● Exercise
Repeat the data below word for word, leaving out the pictures.

** begin The data **

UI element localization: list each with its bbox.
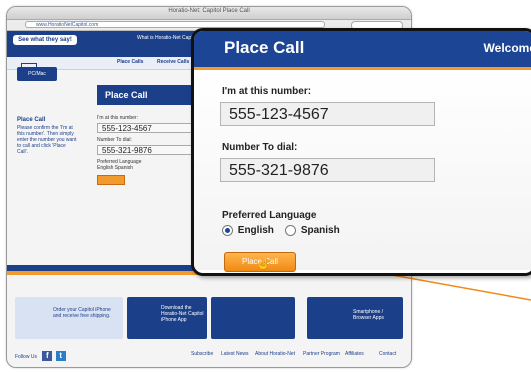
instructions-text: Please confirm the 'I'm at this number'.… <box>17 125 77 155</box>
twitter-icon[interactable]: t <box>55 351 66 361</box>
pcmac-tab[interactable]: PC/Mac <box>17 67 57 81</box>
promo-smartphone-text: Smartphone / Browser Apps <box>353 309 384 321</box>
label-number-to-dial: Number To dial: <box>222 142 298 153</box>
promo-order-text: Order your Capitol iPhone and receive fr… <box>53 307 111 319</box>
at-number-field[interactable]: 555-123-4567 <box>220 102 435 126</box>
bg-lang-spanish[interactable]: Spanish <box>115 165 133 171</box>
footer-link[interactable]: About Horatio-Net <box>255 351 295 357</box>
promo-app-text: Download the Horatio-Net Capitol iPhone … <box>161 305 204 323</box>
facebook-icon[interactable]: f <box>42 351 53 361</box>
promo-row: Order your Capitol iPhone and receive fr… <box>15 297 403 341</box>
english-radio[interactable] <box>222 225 233 236</box>
footer-link[interactable]: Partner Program <box>303 351 340 357</box>
label-at-number: I'm at this number: <box>222 86 312 97</box>
promo-smartphone[interactable]: Smartphone / Browser Apps <box>307 297 403 339</box>
label-preferred-language: Preferred Language <box>222 210 317 221</box>
welcome-text: Welcome <box>483 41 531 55</box>
instructions: Place Call Please confirm the 'I'm at th… <box>17 117 77 155</box>
bg-lang-english[interactable]: English <box>97 165 113 171</box>
subnav-receive-calls[interactable]: Receive Calls <box>157 59 189 65</box>
english-label: English <box>237 225 274 237</box>
zoom-header: Place Call Welcome <box>194 31 531 67</box>
promo-order[interactable]: Order your Capitol iPhone and receive fr… <box>15 297 123 339</box>
bg-at-field[interactable]: 555-123-4567 <box>97 123 197 133</box>
dial-number-field[interactable]: 555-321-9876 <box>220 158 435 182</box>
zoom-form: I'm at this number: 555-123-4567 Number … <box>194 70 531 272</box>
browser-titlebar: Horatio-Net: Capitol Place Call <box>7 7 411 20</box>
hand-cursor-icon: ☝ <box>256 256 271 270</box>
follow-us-label: Follow Us <box>15 354 37 360</box>
instructions-heading: Place Call <box>17 117 46 123</box>
footer-link[interactable]: Affiliates <box>345 351 364 357</box>
bg-place-call-button[interactable] <box>97 175 125 185</box>
promo-app[interactable]: Download the Horatio-Net Capitol iPhone … <box>127 297 207 339</box>
footer-link[interactable]: Latest News <box>221 351 249 357</box>
language-options: English Spanish <box>222 225 340 236</box>
site-footer: Follow Us f t Subscribe Latest News Abou… <box>15 351 403 361</box>
tagline-button[interactable]: See what they say! <box>13 35 77 45</box>
window-title: Horatio-Net: Capitol Place Call <box>168 8 250 14</box>
zoom-callout: Place Call Welcome I'm at this number: 5… <box>191 28 531 276</box>
footer-link[interactable]: Subscribe <box>191 351 213 357</box>
spanish-label: Spanish <box>300 225 340 237</box>
spanish-radio[interactable] <box>285 225 297 236</box>
promo-icons[interactable] <box>211 297 295 339</box>
subnav-place-calls[interactable]: Place Calls <box>117 59 143 65</box>
footer-link[interactable]: Contact <box>379 351 396 357</box>
address-bar[interactable]: www.HoratioNetCapitol.com <box>25 21 325 28</box>
bg-dial-field[interactable]: 555-321-9876 <box>97 145 197 155</box>
zoom-title: Place Call <box>224 38 305 57</box>
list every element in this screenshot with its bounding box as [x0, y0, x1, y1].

** end The data **

● Final answer
UI element localization: list each with its bbox.
instructions-text: Please confirm the 'I'm at this number'.… <box>17 125 77 155</box>
twitter-icon[interactable]: t <box>55 351 66 361</box>
pcmac-tab[interactable]: PC/Mac <box>17 67 57 81</box>
promo-smartphone-text: Smartphone / Browser Apps <box>353 309 384 321</box>
label-number-to-dial: Number To dial: <box>222 142 298 153</box>
promo-order-text: Order your Capitol iPhone and receive fr… <box>53 307 111 319</box>
at-number-field[interactable]: 555-123-4567 <box>220 102 435 126</box>
bg-lang-spanish[interactable]: Spanish <box>115 165 133 171</box>
footer-link[interactable]: About Horatio-Net <box>255 351 295 357</box>
promo-app-text: Download the Horatio-Net Capitol iPhone … <box>161 305 204 323</box>
facebook-icon[interactable]: f <box>42 351 53 361</box>
promo-row: Order your Capitol iPhone and receive fr… <box>15 297 403 341</box>
english-radio[interactable] <box>222 225 233 236</box>
footer-link[interactable]: Partner Program <box>303 351 340 357</box>
label-at-number: I'm at this number: <box>222 86 312 97</box>
promo-smartphone[interactable]: Smartphone / Browser Apps <box>307 297 403 339</box>
label-preferred-language: Preferred Language <box>222 210 317 221</box>
welcome-text: Welcome <box>483 41 531 55</box>
instructions: Place Call Please confirm the 'I'm at th… <box>17 117 77 155</box>
bg-lang-english[interactable]: English <box>97 165 113 171</box>
subnav-receive-calls[interactable]: Receive Calls <box>157 59 189 65</box>
english-label: English <box>237 225 274 237</box>
zoom-header: Place Call Welcome <box>194 31 531 67</box>
promo-order[interactable]: Order your Capitol iPhone and receive fr… <box>15 297 123 339</box>
bg-at-field[interactable]: 555-123-4567 <box>97 123 197 133</box>
dial-number-field[interactable]: 555-321-9876 <box>220 158 435 182</box>
zoom-form: I'm at this number: 555-123-4567 Number … <box>194 70 531 272</box>
browser-titlebar: Horatio-Net: Capitol Place Call <box>7 7 411 20</box>
hand-cursor-icon: ☝ <box>256 256 271 270</box>
follow-us-label: Follow Us <box>15 354 37 360</box>
instructions-heading: Place Call <box>17 117 46 123</box>
footer-link[interactable]: Affiliates <box>345 351 364 357</box>
bg-place-call-button[interactable] <box>97 175 125 185</box>
promo-app[interactable]: Download the Horatio-Net Capitol iPhone … <box>127 297 207 339</box>
footer-link[interactable]: Latest News <box>221 351 249 357</box>
language-options: English Spanish <box>222 225 340 236</box>
site-footer: Follow Us f t Subscribe Latest News Abou… <box>15 351 403 361</box>
tagline-button[interactable]: See what they say! <box>13 35 77 45</box>
window-title: Horatio-Net: Capitol Place Call <box>168 8 250 14</box>
zoom-callout: Place Call Welcome I'm at this number: 5… <box>191 28 531 276</box>
footer-link[interactable]: Subscribe <box>191 351 213 357</box>
spanish-label: Spanish <box>300 225 340 237</box>
spanish-radio[interactable] <box>285 225 297 236</box>
promo-icons[interactable] <box>211 297 295 339</box>
subnav-place-calls[interactable]: Place Calls <box>117 59 143 65</box>
footer-link[interactable]: Contact <box>379 351 396 357</box>
address-bar[interactable]: www.HoratioNetCapitol.com <box>25 21 325 28</box>
bg-dial-field[interactable]: 555-321-9876 <box>97 145 197 155</box>
zoom-title: Place Call <box>224 38 305 57</box>
list every element in this screenshot with its bounding box as [x0, y0, x1, y1].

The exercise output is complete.